-- START --

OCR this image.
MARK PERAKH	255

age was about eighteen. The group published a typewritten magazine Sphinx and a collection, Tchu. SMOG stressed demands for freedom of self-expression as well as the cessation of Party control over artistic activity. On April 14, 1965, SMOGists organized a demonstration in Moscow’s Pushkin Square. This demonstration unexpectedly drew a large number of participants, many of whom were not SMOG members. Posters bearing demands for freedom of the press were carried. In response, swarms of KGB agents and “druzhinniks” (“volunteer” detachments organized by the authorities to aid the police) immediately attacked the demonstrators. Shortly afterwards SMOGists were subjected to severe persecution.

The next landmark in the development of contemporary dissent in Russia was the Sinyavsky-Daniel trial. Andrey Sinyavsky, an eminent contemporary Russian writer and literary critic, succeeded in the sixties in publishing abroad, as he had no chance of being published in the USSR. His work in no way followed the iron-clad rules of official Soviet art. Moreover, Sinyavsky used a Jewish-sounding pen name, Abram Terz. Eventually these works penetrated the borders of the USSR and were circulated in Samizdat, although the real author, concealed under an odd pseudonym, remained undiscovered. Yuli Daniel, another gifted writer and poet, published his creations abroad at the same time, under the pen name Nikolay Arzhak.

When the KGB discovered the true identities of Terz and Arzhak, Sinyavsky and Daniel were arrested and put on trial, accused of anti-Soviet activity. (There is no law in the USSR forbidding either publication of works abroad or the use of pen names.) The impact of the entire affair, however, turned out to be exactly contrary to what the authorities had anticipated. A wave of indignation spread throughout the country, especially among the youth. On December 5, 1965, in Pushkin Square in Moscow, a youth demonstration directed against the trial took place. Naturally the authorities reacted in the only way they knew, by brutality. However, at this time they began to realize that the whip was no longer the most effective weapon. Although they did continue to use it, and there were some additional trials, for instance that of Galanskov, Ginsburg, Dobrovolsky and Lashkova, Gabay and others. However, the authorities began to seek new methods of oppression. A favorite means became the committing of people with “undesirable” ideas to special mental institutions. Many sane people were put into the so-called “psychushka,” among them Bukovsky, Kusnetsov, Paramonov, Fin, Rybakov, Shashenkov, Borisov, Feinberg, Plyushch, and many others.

-- END --

Objective: Word for word, extract all the records.

Solution:
OCR this image.
MARK PERAKH	255

age was about eighteen. The group published a typewritten magazine Sphinx and a collection, Tchu. SMOG stressed demands for freedom of self-expression as well as the cessation of Party control over artistic activity. On April 14, 1965, SMOGists organized a demonstration in Moscow’s Pushkin Square. This demonstration unexpectedly drew a large number of participants, many of whom were not SMOG members. Posters bearing demands for freedom of the press were carried. In response, swarms of KGB agents and “druzhinniks” (“volunteer” detachments organized by the authorities to aid the police) immediately attacked the demonstrators. Shortly afterwards SMOGists were subjected to severe persecution.

The next landmark in the development of contemporary dissent in Russia was the Sinyavsky-Daniel trial. Andrey Sinyavsky, an eminent contemporary Russian writer and literary critic, succeeded in the sixties in publishing abroad, as he had no chance of being published in the USSR. His work in no way followed the iron-clad rules of official Soviet art. Moreover, Sinyavsky used a Jewish-sounding pen name, Abram Terz. Eventually these works penetrated the borders of the USSR and were circulated in Samizdat, although the real author, concealed under an odd pseudonym, remained undiscovered. Yuli Daniel, another gifted writer and poet, published his creations abroad at the same time, under the pen name Nikolay Arzhak.

When the KGB discovered the true identities of Terz and Arzhak, Sinyavsky and Daniel were arrested and put on trial, accused of anti-Soviet activity. (There is no law in the USSR forbidding either publication of works abroad or the use of pen names.) The impact of the entire affair, however, turned out to be exactly contrary to what the authorities had anticipated. A wave of indignation spread throughout the country, especially among the youth. On December 5, 1965, in Pushkin Square in Moscow, a youth demonstration directed against the trial took place. Naturally the authorities reacted in the only way they knew, by brutality. However, at this time they began to realize that the whip was no longer the most effective weapon. Although they did continue to use it, and there were some additional trials, for instance that of Galanskov, Ginsburg, Dobrovolsky and Lashkova, Gabay and others. However, the authorities began to seek new methods of oppression. A favorite means became the committing of people with “undesirable” ideas to special mental institutions. Many sane people were put into the so-called “psychushka,” among them Bukovsky, Kusnetsov, Paramonov, Fin, Rybakov, Shashenkov, Borisov, Feinberg, Plyushch, and many others.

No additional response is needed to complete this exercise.